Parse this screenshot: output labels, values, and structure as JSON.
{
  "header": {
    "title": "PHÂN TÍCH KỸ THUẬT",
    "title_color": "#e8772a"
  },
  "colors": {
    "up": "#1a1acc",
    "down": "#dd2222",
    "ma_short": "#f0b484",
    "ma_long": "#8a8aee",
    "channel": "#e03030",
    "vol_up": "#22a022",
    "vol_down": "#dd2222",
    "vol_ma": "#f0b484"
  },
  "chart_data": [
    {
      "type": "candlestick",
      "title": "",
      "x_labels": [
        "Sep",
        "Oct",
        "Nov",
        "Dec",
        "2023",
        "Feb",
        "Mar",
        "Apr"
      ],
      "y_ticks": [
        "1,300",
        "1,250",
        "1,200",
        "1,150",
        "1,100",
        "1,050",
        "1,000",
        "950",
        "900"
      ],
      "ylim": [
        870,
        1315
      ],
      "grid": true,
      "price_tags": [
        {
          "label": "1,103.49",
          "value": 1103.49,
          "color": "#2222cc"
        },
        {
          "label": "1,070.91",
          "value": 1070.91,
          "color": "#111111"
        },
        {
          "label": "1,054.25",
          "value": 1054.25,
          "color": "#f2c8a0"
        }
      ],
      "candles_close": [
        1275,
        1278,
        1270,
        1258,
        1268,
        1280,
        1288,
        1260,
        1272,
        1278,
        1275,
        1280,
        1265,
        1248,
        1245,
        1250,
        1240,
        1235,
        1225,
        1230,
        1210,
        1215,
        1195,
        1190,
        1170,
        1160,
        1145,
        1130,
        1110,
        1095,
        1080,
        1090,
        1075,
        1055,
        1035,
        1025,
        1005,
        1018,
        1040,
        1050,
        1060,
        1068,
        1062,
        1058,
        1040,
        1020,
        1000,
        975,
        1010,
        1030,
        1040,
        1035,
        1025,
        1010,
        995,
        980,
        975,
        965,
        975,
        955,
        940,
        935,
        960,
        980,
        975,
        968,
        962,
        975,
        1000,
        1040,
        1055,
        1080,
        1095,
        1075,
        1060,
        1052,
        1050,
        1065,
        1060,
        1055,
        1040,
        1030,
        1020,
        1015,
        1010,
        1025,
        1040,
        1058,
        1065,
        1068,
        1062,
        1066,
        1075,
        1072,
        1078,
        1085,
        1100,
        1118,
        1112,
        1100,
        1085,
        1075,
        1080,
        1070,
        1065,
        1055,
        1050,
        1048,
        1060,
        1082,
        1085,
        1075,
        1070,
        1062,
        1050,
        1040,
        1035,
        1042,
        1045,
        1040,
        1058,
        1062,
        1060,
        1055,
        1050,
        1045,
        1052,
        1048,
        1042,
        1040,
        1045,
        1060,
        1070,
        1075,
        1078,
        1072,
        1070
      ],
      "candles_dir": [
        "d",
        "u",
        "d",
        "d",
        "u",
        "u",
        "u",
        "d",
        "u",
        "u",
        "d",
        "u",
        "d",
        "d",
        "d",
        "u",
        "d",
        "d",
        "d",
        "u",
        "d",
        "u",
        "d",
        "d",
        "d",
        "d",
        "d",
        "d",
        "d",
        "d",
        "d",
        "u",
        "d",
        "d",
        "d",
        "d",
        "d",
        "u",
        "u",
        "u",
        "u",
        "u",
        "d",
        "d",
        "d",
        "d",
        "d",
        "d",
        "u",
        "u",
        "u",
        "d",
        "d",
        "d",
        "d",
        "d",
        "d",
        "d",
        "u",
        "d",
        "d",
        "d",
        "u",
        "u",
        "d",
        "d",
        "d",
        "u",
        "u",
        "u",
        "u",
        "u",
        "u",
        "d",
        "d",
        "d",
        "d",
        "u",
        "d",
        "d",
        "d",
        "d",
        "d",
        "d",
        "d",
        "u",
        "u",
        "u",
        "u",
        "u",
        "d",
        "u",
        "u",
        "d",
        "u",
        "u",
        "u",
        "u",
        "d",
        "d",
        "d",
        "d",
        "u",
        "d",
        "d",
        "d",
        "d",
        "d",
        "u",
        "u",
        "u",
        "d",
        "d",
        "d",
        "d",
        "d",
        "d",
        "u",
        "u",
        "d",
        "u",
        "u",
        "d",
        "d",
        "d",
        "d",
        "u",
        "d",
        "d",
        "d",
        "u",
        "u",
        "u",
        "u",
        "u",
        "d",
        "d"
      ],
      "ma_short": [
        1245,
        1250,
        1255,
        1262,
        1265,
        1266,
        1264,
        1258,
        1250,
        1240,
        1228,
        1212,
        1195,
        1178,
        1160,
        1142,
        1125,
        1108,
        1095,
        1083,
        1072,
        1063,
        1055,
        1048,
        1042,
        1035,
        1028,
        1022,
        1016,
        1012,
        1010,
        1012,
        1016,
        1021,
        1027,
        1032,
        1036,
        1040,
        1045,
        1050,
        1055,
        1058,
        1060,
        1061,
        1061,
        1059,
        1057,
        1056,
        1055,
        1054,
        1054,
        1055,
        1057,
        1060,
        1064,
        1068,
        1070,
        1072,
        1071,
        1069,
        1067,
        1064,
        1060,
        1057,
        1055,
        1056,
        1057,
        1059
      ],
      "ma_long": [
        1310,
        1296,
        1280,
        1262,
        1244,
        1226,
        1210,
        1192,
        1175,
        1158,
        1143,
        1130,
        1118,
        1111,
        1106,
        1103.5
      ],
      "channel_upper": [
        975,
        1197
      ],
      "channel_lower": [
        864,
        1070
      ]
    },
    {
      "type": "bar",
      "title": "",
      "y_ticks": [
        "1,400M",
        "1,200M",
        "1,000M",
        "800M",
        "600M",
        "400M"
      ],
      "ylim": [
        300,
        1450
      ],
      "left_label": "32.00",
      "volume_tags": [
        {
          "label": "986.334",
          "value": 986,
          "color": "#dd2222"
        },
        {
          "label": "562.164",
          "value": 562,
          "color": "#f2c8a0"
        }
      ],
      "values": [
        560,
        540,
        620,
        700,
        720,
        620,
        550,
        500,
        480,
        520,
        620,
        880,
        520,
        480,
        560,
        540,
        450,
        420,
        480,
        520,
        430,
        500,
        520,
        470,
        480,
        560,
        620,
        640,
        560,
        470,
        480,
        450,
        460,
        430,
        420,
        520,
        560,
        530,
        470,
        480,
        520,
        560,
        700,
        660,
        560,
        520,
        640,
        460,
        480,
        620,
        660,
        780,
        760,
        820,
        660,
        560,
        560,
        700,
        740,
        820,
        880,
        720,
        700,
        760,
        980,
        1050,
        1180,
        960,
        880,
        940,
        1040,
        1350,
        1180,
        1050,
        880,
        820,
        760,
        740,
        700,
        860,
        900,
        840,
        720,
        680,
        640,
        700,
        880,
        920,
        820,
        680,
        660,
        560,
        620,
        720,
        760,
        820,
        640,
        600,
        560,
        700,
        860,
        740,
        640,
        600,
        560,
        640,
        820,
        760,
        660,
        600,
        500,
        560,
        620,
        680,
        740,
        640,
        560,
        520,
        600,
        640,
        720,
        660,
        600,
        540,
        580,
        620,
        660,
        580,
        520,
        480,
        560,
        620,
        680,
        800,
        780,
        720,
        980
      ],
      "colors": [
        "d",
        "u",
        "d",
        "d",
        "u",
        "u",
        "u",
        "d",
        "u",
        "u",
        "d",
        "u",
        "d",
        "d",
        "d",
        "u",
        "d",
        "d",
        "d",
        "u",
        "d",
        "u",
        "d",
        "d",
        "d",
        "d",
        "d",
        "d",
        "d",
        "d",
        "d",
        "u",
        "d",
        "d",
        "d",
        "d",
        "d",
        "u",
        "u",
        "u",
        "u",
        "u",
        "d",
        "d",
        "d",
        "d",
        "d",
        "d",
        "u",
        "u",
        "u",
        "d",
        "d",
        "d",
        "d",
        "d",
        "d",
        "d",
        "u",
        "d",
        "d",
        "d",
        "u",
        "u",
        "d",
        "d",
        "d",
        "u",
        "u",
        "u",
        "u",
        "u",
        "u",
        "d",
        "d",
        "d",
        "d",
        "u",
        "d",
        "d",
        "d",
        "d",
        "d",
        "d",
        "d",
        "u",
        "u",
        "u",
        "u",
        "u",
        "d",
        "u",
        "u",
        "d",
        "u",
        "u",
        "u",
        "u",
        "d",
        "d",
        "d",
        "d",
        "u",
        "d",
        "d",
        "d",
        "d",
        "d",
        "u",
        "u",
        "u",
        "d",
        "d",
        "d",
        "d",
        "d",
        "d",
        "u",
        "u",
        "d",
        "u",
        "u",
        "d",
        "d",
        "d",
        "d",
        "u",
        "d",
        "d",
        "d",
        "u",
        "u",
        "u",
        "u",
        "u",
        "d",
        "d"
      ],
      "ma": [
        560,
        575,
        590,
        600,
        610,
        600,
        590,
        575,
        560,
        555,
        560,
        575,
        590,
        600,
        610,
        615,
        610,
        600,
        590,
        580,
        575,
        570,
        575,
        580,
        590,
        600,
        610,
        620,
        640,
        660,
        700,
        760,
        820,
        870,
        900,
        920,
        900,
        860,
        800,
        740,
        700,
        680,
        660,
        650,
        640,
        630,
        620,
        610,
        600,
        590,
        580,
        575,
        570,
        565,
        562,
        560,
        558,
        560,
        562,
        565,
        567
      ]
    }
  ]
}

> Exercise description: Copy every line of the data that holds the string "values".

> Result of this exercise:
Parse this screenshot: output labels, values, and structure as JSON.
      "values": [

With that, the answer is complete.